Task requirements: Find every line in the records below that contains the word "emit", and copy each such line.

Data in this exercise:
▬▬▬▬▬▬
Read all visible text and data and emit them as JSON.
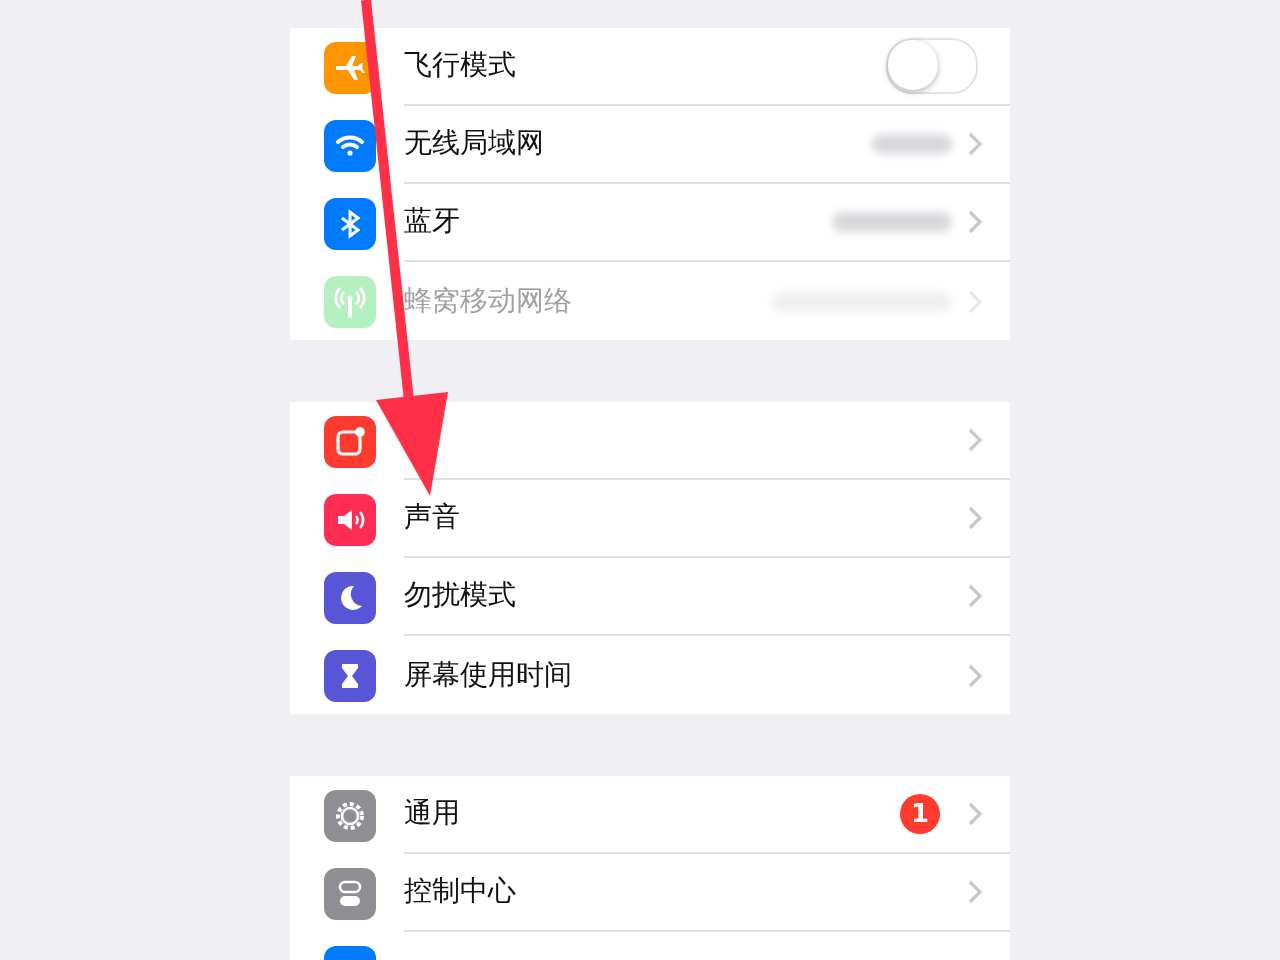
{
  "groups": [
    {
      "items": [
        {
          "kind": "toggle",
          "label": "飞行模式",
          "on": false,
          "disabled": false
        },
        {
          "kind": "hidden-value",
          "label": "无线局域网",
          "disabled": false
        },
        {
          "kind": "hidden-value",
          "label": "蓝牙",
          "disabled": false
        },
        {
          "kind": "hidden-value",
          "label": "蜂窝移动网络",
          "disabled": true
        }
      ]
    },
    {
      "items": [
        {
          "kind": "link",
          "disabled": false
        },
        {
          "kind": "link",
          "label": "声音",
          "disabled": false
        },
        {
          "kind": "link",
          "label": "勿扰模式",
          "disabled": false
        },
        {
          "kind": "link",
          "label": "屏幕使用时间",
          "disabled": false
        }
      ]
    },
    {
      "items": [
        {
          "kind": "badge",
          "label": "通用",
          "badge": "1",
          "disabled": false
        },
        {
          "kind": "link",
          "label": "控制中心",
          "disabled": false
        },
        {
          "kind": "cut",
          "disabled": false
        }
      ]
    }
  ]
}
▬▬▬▬▬▬
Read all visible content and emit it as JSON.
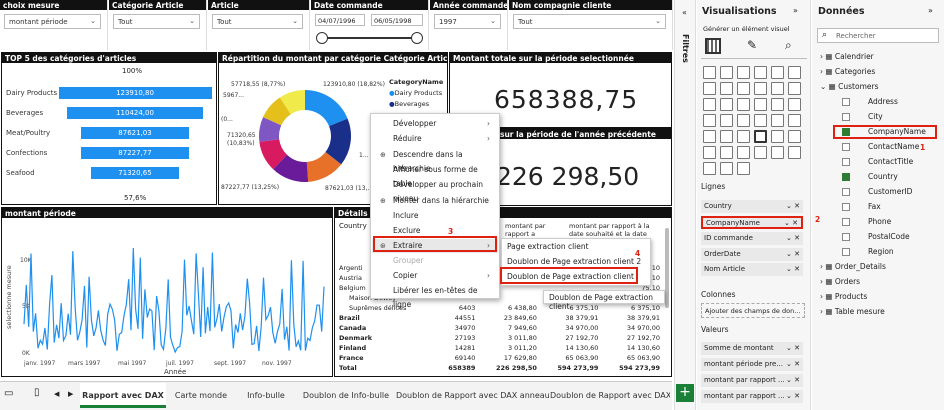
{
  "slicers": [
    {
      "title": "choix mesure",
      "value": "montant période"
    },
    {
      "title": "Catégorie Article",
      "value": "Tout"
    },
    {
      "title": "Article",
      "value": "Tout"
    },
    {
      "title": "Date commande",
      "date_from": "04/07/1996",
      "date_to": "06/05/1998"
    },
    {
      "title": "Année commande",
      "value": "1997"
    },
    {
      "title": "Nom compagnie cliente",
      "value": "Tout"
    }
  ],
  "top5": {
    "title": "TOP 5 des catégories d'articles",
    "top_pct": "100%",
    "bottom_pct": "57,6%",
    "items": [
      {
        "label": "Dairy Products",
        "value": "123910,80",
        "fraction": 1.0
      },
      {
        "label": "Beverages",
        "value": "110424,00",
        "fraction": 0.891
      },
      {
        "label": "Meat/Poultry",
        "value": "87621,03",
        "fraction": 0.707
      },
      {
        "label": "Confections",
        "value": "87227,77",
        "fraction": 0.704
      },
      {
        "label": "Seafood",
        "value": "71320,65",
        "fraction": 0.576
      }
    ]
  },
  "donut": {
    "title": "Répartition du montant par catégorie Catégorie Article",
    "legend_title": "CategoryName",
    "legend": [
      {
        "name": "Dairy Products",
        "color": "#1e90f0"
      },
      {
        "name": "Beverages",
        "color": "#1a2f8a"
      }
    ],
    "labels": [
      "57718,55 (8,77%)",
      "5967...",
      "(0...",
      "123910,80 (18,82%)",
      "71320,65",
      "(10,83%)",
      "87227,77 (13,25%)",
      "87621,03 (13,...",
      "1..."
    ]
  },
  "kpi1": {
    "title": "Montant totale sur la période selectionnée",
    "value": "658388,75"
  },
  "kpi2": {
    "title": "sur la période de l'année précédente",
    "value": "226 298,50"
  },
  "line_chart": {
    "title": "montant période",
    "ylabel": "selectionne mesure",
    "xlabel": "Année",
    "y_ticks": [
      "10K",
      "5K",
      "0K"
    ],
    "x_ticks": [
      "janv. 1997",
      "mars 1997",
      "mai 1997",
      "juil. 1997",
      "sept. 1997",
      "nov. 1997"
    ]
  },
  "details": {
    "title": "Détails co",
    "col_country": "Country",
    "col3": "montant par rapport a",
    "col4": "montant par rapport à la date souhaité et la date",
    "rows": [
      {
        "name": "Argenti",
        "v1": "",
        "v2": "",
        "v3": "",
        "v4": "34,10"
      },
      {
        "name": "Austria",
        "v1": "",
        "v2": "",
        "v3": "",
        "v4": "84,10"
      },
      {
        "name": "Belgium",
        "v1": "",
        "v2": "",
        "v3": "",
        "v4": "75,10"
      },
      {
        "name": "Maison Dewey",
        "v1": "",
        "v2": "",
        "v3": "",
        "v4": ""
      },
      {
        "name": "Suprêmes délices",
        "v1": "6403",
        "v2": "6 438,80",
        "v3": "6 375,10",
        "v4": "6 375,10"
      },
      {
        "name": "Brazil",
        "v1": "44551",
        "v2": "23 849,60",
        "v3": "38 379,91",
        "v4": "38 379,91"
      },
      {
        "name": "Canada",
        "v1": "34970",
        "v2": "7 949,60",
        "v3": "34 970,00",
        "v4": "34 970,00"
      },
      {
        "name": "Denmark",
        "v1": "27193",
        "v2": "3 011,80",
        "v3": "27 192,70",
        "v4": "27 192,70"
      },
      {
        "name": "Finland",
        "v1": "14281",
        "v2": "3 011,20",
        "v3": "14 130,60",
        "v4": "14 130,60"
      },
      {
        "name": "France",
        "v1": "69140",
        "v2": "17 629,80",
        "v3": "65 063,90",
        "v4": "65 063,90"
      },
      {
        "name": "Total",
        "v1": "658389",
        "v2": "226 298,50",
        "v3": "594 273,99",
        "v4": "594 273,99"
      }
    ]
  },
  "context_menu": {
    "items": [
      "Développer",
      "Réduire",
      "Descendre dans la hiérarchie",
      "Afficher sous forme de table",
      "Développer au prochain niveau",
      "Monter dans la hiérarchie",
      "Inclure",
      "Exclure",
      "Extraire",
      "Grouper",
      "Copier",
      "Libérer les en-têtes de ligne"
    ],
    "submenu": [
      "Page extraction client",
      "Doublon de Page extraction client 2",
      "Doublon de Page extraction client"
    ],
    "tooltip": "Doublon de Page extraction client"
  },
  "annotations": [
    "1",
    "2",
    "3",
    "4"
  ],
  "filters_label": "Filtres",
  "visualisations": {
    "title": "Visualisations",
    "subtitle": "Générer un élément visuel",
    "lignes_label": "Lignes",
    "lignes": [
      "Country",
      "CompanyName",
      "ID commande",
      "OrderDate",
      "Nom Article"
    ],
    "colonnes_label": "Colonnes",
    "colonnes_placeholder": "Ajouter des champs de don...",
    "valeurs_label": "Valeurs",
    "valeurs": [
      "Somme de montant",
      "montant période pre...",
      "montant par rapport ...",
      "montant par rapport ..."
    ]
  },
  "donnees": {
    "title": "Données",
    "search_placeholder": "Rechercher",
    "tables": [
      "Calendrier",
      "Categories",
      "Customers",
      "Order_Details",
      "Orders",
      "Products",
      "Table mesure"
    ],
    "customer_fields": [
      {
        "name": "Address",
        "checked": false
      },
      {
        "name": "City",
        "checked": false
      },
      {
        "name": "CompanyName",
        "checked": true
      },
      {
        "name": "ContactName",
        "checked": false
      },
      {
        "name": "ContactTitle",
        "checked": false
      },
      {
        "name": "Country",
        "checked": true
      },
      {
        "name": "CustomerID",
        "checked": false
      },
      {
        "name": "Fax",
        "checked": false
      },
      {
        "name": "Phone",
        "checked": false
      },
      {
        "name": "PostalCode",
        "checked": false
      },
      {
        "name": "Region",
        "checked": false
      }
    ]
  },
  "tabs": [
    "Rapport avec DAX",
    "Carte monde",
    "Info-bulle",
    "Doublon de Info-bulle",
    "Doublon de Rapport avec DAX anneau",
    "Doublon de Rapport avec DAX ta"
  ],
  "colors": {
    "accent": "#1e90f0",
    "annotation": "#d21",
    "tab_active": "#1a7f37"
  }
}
▬▬▬▬▬▬
The reply:
Read all visible text and data and emit them as JSON.
Read all visible content and emit it as JSON.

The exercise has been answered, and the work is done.